Data shown:
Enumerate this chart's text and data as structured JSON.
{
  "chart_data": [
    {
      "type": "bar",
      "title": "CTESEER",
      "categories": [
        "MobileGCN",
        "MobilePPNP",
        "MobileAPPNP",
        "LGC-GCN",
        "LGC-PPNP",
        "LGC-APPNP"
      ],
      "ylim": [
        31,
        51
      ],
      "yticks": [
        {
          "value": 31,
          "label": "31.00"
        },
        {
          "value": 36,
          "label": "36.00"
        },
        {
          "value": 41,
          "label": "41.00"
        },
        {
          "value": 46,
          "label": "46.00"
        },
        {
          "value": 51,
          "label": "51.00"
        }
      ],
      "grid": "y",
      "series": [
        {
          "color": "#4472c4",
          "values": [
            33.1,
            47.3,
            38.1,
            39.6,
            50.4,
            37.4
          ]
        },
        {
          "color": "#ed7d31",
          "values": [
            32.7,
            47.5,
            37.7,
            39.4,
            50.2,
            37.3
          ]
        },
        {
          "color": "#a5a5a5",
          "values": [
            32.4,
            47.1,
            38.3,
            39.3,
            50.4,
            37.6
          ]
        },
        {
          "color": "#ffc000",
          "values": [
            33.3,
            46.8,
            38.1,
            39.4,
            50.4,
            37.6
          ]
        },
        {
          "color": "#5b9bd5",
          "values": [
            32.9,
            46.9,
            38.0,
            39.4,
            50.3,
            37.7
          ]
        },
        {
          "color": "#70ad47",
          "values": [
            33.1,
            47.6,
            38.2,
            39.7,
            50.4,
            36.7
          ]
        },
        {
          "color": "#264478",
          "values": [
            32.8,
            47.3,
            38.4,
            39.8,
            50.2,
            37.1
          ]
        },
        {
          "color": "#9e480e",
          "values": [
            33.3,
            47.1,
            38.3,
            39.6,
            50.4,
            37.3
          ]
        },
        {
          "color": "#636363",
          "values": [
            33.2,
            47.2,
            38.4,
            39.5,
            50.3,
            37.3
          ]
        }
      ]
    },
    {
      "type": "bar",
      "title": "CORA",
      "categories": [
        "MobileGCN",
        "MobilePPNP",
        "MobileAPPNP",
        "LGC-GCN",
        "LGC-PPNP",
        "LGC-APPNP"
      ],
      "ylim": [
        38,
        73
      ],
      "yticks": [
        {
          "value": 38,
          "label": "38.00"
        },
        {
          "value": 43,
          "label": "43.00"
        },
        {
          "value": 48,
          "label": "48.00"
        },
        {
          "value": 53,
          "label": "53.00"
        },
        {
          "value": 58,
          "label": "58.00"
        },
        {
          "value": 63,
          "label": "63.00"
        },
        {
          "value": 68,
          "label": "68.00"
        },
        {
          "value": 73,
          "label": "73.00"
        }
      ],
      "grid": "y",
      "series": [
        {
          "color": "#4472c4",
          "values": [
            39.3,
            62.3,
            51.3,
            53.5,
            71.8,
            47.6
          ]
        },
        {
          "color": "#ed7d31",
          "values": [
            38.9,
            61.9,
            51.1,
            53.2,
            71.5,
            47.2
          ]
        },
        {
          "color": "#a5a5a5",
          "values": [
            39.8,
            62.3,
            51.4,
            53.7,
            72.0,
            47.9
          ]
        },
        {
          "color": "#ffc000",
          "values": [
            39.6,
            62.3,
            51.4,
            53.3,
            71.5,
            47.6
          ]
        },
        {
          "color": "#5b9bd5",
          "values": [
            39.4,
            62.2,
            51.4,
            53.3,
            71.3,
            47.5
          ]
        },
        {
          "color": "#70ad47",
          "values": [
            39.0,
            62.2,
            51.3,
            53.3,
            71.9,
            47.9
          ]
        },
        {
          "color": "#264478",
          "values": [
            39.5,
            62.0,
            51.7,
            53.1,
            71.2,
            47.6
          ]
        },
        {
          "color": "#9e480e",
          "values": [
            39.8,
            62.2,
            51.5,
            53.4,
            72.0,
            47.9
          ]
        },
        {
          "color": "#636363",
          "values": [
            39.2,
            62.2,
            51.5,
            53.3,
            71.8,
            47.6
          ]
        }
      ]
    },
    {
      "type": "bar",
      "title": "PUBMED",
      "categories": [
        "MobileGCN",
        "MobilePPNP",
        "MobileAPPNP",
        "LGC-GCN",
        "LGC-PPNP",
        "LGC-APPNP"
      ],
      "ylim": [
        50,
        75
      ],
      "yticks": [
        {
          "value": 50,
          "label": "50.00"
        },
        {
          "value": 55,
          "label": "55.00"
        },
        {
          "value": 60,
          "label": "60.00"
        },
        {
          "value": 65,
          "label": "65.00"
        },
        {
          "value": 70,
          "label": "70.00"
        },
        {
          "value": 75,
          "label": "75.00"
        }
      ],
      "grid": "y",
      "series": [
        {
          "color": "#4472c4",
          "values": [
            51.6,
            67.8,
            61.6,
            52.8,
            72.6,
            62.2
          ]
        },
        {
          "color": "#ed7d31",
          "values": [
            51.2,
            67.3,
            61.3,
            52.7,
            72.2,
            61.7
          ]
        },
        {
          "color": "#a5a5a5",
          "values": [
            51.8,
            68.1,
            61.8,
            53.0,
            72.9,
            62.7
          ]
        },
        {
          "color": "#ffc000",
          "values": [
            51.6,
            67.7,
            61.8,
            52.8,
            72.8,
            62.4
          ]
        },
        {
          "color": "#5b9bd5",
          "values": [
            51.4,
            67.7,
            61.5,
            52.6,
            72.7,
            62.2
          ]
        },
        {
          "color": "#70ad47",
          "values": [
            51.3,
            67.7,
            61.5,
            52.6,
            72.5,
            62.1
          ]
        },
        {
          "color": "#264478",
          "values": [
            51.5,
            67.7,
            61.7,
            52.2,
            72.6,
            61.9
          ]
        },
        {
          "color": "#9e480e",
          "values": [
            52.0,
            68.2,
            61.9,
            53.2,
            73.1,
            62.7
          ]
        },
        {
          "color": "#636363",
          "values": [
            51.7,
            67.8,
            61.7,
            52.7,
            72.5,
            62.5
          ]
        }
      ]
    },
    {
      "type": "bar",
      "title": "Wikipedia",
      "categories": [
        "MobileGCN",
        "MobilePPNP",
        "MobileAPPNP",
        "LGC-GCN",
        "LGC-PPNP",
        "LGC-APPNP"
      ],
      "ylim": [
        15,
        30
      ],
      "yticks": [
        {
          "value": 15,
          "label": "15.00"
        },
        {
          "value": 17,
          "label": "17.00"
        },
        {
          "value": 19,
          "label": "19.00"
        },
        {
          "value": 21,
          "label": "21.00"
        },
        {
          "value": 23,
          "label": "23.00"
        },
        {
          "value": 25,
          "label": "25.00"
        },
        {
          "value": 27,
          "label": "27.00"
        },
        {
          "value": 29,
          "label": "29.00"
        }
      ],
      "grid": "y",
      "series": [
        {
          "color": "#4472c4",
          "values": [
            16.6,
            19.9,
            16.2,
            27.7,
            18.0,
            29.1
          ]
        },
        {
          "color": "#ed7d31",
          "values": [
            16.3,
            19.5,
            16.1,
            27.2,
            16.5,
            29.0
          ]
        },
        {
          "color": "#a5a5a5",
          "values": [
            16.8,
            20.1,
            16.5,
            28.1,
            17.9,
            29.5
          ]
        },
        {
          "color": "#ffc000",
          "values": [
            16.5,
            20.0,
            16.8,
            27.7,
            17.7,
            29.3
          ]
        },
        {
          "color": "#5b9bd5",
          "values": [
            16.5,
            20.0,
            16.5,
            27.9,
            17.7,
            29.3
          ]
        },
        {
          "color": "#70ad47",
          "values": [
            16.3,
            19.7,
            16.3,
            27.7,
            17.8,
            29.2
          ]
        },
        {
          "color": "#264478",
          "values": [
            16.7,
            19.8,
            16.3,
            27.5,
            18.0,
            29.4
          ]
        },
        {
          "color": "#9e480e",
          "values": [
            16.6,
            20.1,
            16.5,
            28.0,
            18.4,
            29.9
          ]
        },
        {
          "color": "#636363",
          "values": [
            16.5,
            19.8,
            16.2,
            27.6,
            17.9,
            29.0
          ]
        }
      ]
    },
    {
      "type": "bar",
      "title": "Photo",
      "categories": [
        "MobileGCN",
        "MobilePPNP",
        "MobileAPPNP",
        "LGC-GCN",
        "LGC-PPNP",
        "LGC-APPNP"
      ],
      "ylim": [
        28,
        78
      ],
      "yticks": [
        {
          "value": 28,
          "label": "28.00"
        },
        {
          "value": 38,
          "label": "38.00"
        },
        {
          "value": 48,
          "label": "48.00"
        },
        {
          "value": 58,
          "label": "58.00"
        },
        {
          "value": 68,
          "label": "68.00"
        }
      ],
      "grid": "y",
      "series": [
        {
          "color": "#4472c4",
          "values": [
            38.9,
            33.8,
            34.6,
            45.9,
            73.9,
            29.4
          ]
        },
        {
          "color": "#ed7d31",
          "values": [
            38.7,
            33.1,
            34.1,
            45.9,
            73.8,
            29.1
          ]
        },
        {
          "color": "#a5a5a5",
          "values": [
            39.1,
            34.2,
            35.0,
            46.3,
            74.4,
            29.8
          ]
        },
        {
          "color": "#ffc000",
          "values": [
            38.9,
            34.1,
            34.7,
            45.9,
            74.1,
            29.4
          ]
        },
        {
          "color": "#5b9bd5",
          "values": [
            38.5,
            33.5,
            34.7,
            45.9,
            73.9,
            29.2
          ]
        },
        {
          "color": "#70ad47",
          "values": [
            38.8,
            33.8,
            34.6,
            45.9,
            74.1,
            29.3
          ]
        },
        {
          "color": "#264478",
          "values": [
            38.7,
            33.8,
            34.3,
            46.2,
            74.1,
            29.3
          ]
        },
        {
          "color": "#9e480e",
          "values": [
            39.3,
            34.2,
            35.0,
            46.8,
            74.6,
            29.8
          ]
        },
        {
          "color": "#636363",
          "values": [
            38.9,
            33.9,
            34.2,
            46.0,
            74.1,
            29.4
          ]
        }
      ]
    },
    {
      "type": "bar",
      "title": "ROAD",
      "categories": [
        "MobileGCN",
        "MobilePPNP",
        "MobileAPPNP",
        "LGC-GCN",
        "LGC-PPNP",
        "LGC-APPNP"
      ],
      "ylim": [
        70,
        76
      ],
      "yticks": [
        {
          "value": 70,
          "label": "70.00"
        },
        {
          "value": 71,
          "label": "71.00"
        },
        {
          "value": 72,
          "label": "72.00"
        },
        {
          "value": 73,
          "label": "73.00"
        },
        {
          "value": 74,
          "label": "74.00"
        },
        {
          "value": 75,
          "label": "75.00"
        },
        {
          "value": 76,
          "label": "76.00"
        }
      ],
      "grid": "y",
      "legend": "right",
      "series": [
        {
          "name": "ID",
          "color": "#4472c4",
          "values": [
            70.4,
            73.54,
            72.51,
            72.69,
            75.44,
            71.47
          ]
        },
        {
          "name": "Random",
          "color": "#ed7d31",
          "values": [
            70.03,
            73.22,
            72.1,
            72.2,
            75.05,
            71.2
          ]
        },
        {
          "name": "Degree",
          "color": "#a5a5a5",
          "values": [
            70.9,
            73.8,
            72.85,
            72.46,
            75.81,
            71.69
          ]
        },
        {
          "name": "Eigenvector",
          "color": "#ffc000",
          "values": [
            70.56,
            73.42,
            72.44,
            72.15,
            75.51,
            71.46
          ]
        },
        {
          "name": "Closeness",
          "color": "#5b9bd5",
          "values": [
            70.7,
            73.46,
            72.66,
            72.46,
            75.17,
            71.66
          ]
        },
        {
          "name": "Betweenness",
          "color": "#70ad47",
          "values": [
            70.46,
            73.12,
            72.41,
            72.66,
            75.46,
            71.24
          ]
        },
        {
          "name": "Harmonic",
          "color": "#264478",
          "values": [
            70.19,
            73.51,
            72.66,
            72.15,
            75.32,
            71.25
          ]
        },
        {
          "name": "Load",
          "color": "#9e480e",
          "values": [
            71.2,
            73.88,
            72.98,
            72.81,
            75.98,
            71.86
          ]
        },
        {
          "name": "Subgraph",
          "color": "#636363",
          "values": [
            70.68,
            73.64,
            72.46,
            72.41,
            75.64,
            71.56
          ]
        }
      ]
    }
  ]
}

Problem statement: Scan the material above. Return every line containing the string "title".

Output below:
      "title": "CTESEER",
      "title": "CORA",
      "title": "PUBMED",
      "title": "Wikipedia",
      "title": "Photo",
      "title": "ROAD",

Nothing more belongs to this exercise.